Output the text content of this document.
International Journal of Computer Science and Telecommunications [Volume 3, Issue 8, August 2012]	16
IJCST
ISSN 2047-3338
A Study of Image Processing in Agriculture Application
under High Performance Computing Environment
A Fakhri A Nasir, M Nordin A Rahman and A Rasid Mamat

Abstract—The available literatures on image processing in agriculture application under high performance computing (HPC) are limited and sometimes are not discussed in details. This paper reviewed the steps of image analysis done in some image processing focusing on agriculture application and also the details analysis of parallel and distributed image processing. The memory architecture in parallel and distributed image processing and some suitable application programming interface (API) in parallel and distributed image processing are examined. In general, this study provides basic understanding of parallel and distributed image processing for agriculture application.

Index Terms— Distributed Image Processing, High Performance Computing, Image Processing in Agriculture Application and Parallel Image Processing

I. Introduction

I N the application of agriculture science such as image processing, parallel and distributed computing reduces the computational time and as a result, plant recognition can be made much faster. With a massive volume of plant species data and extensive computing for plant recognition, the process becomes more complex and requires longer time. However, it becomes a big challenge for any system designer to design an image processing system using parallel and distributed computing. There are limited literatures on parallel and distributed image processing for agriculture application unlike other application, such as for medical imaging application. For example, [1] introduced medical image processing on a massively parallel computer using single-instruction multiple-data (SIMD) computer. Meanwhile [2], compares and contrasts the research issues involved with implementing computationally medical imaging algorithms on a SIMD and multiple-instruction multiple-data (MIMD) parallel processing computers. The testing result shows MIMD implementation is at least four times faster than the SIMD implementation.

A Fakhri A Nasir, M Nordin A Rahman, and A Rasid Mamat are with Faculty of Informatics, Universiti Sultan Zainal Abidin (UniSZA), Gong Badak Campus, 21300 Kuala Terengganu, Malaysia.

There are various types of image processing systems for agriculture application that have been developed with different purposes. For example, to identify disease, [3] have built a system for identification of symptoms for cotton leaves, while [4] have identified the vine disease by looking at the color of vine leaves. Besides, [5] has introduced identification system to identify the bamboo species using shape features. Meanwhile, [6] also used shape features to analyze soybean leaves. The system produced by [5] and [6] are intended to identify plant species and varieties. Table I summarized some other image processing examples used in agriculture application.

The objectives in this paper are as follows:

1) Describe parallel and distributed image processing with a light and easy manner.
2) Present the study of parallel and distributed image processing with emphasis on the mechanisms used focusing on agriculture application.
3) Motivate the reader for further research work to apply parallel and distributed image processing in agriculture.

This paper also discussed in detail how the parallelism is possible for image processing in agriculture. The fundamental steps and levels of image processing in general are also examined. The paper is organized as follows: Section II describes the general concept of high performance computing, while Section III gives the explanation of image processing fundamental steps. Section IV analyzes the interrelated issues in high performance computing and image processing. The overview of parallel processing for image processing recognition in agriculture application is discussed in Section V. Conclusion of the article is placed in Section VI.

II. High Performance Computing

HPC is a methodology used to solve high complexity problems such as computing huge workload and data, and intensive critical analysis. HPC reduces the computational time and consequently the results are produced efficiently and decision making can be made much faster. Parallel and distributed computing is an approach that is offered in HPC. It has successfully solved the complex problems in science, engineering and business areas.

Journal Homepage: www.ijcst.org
================
WORK TO COMPLETE. Consider the entries above and return each line with the string "Fakhri".

RESULT FOR THIS TASK.
A Fakhri A Nasir, M Nordin A Rahman and A Rasid Mamat
A Fakhri A Nasir, M Nordin A Rahman, and A Rasid Mamat are with Faculty of Informatics, Universiti Sultan Zainal Abidin (UniSZA), Gong Badak Campus, 21300 Kuala Terengganu, Malaysia.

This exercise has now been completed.